Begin Available records

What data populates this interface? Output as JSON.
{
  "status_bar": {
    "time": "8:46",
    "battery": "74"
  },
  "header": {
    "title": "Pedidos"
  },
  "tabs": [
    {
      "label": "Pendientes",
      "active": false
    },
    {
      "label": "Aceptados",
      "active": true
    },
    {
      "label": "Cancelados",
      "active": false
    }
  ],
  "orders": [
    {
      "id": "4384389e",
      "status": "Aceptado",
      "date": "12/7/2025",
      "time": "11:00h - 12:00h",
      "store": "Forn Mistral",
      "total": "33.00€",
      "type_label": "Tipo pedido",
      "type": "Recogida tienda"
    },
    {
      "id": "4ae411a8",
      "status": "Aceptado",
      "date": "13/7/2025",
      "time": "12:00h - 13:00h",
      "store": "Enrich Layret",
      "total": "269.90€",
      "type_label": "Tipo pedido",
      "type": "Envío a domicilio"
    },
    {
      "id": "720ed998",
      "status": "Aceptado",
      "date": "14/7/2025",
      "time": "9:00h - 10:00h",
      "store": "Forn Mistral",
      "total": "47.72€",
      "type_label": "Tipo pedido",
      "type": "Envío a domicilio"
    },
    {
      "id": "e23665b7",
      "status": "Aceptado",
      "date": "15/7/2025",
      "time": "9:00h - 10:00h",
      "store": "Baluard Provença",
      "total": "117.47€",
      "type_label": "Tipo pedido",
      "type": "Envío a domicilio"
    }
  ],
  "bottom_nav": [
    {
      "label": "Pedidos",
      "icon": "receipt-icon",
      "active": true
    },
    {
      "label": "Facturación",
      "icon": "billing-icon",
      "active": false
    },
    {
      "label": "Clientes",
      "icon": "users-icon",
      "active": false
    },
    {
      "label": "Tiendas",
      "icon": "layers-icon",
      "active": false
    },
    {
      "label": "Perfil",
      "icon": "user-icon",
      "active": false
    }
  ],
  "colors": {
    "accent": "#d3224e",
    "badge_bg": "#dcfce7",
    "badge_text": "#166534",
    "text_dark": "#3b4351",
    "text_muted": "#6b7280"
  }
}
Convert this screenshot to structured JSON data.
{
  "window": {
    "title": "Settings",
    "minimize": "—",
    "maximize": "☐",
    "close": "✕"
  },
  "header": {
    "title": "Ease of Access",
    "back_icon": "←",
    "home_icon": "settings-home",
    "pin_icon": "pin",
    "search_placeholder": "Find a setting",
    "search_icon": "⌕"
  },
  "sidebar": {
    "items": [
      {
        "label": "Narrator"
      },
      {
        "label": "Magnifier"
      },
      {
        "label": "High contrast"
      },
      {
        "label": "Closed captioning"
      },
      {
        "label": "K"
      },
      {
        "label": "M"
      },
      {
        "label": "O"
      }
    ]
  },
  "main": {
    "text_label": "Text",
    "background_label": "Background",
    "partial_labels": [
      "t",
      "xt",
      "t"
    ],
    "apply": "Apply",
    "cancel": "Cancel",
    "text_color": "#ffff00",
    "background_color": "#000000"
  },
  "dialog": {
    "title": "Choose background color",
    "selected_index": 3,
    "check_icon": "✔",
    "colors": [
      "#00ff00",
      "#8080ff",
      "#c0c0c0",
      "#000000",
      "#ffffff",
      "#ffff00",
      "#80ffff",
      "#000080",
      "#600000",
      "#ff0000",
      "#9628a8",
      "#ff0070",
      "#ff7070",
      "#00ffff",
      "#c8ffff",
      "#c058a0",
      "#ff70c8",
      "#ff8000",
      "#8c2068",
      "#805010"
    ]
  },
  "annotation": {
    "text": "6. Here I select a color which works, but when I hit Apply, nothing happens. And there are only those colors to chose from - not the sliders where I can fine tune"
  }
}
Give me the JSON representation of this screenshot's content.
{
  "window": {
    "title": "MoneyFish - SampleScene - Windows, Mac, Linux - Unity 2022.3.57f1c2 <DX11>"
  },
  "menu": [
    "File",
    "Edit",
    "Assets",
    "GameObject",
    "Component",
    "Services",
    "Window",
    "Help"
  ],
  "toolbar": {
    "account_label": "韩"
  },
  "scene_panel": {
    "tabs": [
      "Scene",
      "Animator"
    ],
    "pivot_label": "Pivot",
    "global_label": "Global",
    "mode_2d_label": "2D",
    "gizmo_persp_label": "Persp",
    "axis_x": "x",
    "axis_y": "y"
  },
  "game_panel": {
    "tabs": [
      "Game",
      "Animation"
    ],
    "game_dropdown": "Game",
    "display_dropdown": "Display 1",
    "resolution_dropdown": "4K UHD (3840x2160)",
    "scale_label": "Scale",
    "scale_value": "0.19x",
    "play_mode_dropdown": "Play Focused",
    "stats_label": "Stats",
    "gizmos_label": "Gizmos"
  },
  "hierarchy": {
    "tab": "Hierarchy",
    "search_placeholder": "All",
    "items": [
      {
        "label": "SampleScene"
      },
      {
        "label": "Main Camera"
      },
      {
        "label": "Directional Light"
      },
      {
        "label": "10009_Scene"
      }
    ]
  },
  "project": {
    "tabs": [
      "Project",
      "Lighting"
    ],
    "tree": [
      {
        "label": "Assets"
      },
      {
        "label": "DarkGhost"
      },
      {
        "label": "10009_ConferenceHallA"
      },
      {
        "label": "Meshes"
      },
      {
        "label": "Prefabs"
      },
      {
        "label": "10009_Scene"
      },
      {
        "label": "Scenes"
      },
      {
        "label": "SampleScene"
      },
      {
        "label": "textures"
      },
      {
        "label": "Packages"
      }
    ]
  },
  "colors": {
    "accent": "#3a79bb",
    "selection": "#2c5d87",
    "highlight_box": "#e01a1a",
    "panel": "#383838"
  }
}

End Available records

=== Exercise requirements ===
Give the records above again, word for word.

=== The output ===
What data populates this interface? Output as JSON.
{
  "status_bar": {
    "time": "8:46",
    "battery": "74"
  },
  "header": {
    "title": "Pedidos"
  },
  "tabs": [
    {
      "label": "Pendientes",
      "active": false
    },
    {
      "label": "Aceptados",
      "active": true
    },
    {
      "label": "Cancelados",
      "active": false
    }
  ],
  "orders": [
    {
      "id": "4384389e",
      "status": "Aceptado",
      "date": "12/7/2025",
      "time": "11:00h - 12:00h",
      "store": "Forn Mistral",
      "total": "33.00€",
      "type_label": "Tipo pedido",
      "type": "Recogida tienda"
    },
    {
      "id": "4ae411a8",
      "status": "Aceptado",
      "date": "13/7/2025",
      "time": "12:00h - 13:00h",
      "store": "Enrich Layret",
      "total": "269.90€",
      "type_label": "Tipo pedido",
      "type": "Envío a domicilio"
    },
    {
      "id": "720ed998",
      "status": "Aceptado",
      "date": "14/7/2025",
      "time": "9:00h - 10:00h",
      "store": "Forn Mistral",
      "total": "47.72€",
      "type_label": "Tipo pedido",
      "type": "Envío a domicilio"
    },
    {
      "id": "e23665b7",
      "status": "Aceptado",
      "date": "15/7/2025",
      "time": "9:00h - 10:00h",
      "store": "Baluard Provença",
      "total": "117.47€",
      "type_label": "Tipo pedido",
      "type": "Envío a domicilio"
    }
  ],
  "bottom_nav": [
    {
      "label": "Pedidos",
      "icon": "receipt-icon",
      "active": true
    },
    {
      "label": "Facturación",
      "icon": "billing-icon",
      "active": false
    },
    {
      "label": "Clientes",
      "icon": "users-icon",
      "active": false
    },
    {
      "label": "Tiendas",
      "icon": "layers-icon",
      "active": false
    },
    {
      "label": "Perfil",
      "icon": "user-icon",
      "active": false
    }
  ],
  "colors": {
    "accent": "#d3224e",
    "badge_bg": "#dcfce7",
    "badge_text": "#166534",
    "text_dark": "#3b4351",
    "text_muted": "#6b7280"
  }
}
Convert this screenshot to structured JSON data.
{
  "window": {
    "title": "Settings",
    "minimize": "—",
    "maximize": "☐",
    "close": "✕"
  },
  "header": {
    "title": "Ease of Access",
    "back_icon": "←",
    "home_icon": "settings-home",
    "pin_icon": "pin",
    "search_placeholder": "Find a setting",
    "search_icon": "⌕"
  },
  "sidebar": {
    "items": [
      {
        "label": "Narrator"
      },
      {
        "label": "Magnifier"
      },
      {
        "label": "High contrast"
      },
      {
        "label": "Closed captioning"
      },
      {
        "label": "K"
      },
      {
        "label": "M"
      },
      {
        "label": "O"
      }
    ]
  },
  "main": {
    "text_label": "Text",
    "background_label": "Background",
    "partial_labels": [
      "t",
      "xt",
      "t"
    ],
    "apply": "Apply",
    "cancel": "Cancel",
    "text_color": "#ffff00",
    "background_color": "#000000"
  },
  "dialog": {
    "title": "Choose background color",
    "selected_index": 3,
    "check_icon": "✔",
    "colors": [
      "#00ff00",
      "#8080ff",
      "#c0c0c0",
      "#000000",
      "#ffffff",
      "#ffff00",
      "#80ffff",
      "#000080",
      "#600000",
      "#ff0000",
      "#9628a8",
      "#ff0070",
      "#ff7070",
      "#00ffff",
      "#c8ffff",
      "#c058a0",
      "#ff70c8",
      "#ff8000",
      "#8c2068",
      "#805010"
    ]
  },
  "annotation": {
    "text": "6. Here I select a color which works, but when I hit Apply, nothing happens. And there are only those colors to chose from - not the sliders where I can fine tune"
  }
}
Give me the JSON representation of this screenshot's content.
{
  "window": {
    "title": "MoneyFish - SampleScene - Windows, Mac, Linux - Unity 2022.3.57f1c2 <DX11>"
  },
  "menu": [
    "File",
    "Edit",
    "Assets",
    "GameObject",
    "Component",
    "Services",
    "Window",
    "Help"
  ],
  "toolbar": {
    "account_label": "韩"
  },
  "scene_panel": {
    "tabs": [
      "Scene",
      "Animator"
    ],
    "pivot_label": "Pivot",
    "global_label": "Global",
    "mode_2d_label": "2D",
    "gizmo_persp_label": "Persp",
    "axis_x": "x",
    "axis_y": "y"
  },
  "game_panel": {
    "tabs": [
      "Game",
      "Animation"
    ],
    "game_dropdown": "Game",
    "display_dropdown": "Display 1",
    "resolution_dropdown": "4K UHD (3840x2160)",
    "scale_label": "Scale",
    "scale_value": "0.19x",
    "play_mode_dropdown": "Play Focused",
    "stats_label": "Stats",
    "gizmos_label": "Gizmos"
  },
  "hierarchy": {
    "tab": "Hierarchy",
    "search_placeholder": "All",
    "items": [
      {
        "label": "SampleScene"
      },
      {
        "label": "Main Camera"
      },
      {
        "label": "Directional Light"
      },
      {
        "label": "10009_Scene"
      }
    ]
  },
  "project": {
    "tabs": [
      "Project",
      "Lighting"
    ],
    "tree": [
      {
        "label": "Assets"
      },
      {
        "label": "DarkGhost"
      },
      {
        "label": "10009_ConferenceHallA"
      },
      {
        "label": "Meshes"
      },
      {
        "label": "Prefabs"
      },
      {
        "label": "10009_Scene"
      },
      {
        "label": "Scenes"
      },
      {
        "label": "SampleScene"
      },
      {
        "label": "textures"
      },
      {
        "label": "Packages"
      }
    ]
  },
  "colors": {
    "accent": "#3a79bb",
    "selection": "#2c5d87",
    "highlight_box": "#e01a1a",
    "panel": "#383838"
  }
}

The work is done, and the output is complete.